• _REQUEST_:
Search the material below for the word "historical" and copy every line in which it occurs.
start
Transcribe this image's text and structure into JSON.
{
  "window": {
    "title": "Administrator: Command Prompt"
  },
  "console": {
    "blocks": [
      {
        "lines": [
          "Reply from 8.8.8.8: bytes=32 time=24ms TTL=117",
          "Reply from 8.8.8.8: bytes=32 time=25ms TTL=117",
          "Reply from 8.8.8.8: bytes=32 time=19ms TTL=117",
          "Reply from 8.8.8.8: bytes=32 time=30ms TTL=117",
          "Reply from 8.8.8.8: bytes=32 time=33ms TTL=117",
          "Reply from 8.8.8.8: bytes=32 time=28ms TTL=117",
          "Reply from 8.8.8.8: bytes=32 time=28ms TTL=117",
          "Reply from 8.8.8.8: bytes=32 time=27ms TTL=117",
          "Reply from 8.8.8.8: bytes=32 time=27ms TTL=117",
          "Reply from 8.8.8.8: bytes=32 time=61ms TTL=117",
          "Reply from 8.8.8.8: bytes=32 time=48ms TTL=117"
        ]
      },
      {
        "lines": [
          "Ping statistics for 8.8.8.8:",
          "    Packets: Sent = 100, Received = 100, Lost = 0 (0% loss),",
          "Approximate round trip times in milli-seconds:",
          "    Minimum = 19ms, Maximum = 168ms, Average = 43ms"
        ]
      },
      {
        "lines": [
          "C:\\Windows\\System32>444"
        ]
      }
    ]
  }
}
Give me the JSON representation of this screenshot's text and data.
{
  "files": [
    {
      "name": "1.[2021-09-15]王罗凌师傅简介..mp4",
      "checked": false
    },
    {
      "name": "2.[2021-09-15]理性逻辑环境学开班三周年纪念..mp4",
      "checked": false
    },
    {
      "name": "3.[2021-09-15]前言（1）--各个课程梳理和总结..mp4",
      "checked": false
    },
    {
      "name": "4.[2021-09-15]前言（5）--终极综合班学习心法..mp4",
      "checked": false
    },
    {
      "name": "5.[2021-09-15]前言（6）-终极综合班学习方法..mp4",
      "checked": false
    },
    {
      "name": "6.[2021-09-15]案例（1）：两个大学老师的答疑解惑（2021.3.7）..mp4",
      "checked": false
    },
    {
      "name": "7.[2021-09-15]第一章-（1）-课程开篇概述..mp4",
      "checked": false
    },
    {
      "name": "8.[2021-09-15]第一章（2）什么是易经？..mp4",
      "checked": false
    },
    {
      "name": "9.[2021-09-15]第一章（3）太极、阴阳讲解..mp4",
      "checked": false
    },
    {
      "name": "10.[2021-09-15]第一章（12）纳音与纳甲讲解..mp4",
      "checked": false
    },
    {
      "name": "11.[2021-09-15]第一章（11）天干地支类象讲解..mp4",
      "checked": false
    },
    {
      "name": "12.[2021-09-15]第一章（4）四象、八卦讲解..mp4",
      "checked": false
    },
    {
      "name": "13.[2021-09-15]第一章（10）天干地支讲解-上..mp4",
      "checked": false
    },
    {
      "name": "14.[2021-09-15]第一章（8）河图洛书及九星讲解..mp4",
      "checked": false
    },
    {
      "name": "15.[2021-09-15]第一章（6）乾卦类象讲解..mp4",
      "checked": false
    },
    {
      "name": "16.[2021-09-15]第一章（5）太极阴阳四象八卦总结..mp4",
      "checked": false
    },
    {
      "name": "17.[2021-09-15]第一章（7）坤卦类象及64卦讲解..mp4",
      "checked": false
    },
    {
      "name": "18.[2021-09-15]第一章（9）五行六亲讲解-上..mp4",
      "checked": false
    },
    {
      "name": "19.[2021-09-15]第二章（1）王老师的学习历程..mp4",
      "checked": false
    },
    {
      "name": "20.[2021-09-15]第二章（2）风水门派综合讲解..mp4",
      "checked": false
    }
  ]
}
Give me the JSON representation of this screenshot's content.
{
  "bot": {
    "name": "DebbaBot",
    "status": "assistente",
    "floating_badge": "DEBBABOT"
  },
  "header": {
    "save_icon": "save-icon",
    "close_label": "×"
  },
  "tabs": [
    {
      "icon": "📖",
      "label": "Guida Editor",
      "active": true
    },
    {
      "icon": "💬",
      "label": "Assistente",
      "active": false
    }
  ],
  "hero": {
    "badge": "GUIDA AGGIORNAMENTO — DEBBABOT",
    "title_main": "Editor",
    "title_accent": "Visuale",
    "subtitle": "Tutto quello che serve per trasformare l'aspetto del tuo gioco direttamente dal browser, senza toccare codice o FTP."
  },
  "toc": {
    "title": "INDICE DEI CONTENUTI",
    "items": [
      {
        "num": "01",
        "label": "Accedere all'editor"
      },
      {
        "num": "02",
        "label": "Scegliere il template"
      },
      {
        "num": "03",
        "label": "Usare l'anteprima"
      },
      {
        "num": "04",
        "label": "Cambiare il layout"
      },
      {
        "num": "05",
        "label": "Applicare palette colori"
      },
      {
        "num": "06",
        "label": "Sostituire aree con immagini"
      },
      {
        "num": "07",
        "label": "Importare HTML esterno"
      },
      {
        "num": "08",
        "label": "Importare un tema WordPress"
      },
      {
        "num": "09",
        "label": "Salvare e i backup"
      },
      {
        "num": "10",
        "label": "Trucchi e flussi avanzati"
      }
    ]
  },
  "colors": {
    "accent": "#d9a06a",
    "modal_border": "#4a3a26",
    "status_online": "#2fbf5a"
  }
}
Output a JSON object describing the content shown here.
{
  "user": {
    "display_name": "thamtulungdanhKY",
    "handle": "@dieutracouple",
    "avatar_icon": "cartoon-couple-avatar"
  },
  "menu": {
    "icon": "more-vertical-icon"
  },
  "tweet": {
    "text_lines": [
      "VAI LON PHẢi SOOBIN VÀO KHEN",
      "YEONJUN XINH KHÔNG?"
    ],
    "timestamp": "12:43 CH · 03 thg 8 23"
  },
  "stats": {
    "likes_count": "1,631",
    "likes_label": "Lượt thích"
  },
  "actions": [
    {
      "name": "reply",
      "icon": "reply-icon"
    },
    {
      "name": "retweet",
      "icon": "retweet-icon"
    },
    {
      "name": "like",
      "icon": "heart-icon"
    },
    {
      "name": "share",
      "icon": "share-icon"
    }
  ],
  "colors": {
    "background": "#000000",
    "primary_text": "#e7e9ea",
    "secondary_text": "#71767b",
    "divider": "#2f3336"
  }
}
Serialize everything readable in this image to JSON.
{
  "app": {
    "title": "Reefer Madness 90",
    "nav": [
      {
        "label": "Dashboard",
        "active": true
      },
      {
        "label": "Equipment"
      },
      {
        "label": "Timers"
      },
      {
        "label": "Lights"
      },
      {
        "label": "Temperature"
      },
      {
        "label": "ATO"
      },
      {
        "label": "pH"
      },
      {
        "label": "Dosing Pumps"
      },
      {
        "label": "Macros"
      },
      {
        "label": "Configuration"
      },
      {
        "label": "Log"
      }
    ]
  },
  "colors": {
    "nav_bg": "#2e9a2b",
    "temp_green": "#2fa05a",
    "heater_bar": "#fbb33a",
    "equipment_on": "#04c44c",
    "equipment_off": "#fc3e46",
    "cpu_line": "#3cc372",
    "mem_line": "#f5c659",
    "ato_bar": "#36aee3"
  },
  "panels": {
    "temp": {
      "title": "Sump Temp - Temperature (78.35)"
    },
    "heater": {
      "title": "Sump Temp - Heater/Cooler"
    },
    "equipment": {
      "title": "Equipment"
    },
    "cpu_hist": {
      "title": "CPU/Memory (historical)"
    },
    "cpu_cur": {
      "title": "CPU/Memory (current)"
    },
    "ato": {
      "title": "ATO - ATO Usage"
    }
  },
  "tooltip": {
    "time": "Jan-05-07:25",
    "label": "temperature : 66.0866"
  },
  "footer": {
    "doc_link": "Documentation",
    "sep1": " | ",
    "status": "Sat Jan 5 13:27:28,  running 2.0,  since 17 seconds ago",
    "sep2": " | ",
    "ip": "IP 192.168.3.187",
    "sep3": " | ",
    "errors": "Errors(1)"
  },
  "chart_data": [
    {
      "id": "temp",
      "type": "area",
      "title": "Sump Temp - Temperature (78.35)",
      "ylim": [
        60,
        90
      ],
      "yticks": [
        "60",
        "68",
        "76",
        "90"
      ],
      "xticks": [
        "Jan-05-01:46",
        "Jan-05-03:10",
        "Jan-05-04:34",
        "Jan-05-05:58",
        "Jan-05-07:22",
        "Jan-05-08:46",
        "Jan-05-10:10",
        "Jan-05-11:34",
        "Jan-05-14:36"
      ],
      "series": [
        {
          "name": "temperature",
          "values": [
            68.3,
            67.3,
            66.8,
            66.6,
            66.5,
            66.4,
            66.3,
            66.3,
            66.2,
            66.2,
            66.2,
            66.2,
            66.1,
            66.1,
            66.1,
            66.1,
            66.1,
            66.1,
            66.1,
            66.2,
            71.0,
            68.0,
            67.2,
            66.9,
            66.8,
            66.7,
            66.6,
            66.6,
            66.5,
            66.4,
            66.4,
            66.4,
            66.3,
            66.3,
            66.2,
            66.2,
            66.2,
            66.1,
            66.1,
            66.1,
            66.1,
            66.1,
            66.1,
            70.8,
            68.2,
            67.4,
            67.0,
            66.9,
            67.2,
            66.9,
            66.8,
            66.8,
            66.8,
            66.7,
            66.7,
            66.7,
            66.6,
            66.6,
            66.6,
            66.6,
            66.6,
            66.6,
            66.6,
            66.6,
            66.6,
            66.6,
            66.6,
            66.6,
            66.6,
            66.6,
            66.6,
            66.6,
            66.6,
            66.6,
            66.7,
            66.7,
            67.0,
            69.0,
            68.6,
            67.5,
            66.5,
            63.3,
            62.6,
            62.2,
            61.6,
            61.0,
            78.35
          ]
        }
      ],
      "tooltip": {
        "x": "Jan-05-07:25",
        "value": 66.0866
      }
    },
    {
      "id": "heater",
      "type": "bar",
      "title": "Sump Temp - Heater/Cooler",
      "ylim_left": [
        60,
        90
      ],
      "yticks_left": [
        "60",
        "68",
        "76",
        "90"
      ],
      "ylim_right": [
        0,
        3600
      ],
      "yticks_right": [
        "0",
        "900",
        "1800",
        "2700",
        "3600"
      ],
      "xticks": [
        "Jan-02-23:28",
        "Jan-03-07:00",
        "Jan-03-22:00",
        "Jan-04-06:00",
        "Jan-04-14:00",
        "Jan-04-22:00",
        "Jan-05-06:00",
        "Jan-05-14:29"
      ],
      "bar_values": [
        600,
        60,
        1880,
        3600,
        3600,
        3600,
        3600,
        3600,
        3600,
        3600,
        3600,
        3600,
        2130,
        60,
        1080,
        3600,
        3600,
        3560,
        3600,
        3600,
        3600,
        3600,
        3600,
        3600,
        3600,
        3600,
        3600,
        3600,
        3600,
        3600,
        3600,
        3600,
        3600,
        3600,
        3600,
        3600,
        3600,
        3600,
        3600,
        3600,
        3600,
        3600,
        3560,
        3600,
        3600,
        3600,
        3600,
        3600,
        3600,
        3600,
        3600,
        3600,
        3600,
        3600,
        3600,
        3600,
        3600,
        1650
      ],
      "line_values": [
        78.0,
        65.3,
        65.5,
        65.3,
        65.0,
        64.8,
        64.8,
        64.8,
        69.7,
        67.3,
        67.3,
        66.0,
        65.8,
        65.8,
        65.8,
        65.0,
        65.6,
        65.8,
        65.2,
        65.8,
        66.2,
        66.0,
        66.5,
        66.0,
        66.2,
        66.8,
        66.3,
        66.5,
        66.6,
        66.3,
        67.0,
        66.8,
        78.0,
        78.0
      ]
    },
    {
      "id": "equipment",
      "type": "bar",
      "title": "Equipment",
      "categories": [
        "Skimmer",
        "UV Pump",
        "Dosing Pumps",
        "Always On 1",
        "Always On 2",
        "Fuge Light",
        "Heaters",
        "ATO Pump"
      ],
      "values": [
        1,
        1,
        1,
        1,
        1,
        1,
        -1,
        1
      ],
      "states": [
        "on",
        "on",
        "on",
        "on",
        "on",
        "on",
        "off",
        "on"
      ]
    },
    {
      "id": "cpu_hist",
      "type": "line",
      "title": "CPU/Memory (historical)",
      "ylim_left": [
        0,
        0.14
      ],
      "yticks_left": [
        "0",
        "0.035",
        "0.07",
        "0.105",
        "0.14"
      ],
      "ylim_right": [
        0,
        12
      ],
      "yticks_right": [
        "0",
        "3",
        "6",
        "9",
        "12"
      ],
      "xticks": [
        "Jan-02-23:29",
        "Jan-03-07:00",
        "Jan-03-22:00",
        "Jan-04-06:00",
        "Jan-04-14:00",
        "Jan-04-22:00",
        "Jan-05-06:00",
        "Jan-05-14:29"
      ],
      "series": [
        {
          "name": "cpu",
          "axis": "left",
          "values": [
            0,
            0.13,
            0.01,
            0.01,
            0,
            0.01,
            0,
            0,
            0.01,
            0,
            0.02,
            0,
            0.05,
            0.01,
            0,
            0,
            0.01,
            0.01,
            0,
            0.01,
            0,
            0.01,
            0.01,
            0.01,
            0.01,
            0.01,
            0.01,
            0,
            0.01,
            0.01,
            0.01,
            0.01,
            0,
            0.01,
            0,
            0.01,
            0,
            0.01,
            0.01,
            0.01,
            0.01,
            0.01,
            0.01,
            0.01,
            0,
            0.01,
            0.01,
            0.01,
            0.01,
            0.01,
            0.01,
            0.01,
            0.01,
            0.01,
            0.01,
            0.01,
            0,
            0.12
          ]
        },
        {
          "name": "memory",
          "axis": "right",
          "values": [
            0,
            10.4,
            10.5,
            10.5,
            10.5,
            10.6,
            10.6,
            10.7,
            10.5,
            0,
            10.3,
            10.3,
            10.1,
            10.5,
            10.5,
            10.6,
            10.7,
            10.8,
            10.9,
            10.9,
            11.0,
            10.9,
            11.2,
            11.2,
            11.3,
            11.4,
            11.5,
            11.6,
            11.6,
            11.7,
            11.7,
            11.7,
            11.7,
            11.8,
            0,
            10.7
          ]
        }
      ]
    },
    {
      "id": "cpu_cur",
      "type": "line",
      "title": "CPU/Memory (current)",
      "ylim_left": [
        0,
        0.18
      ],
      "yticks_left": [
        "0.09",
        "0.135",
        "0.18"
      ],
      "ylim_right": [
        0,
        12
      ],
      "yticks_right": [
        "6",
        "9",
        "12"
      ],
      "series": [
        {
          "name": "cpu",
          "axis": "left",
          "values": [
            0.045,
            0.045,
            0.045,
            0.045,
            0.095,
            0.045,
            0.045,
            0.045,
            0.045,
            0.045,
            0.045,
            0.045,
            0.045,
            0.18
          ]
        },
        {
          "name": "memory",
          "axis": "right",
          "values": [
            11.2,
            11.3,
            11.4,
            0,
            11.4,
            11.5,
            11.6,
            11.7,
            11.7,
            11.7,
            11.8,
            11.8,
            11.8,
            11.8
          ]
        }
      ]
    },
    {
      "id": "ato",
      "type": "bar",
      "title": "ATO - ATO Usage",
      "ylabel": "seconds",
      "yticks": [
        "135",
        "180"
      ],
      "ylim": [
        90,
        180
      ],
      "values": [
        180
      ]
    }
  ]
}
end
• _TASK SOLUTION_:
      "title": "CPU/Memory (historical)"
      "title": "CPU/Memory (historical)",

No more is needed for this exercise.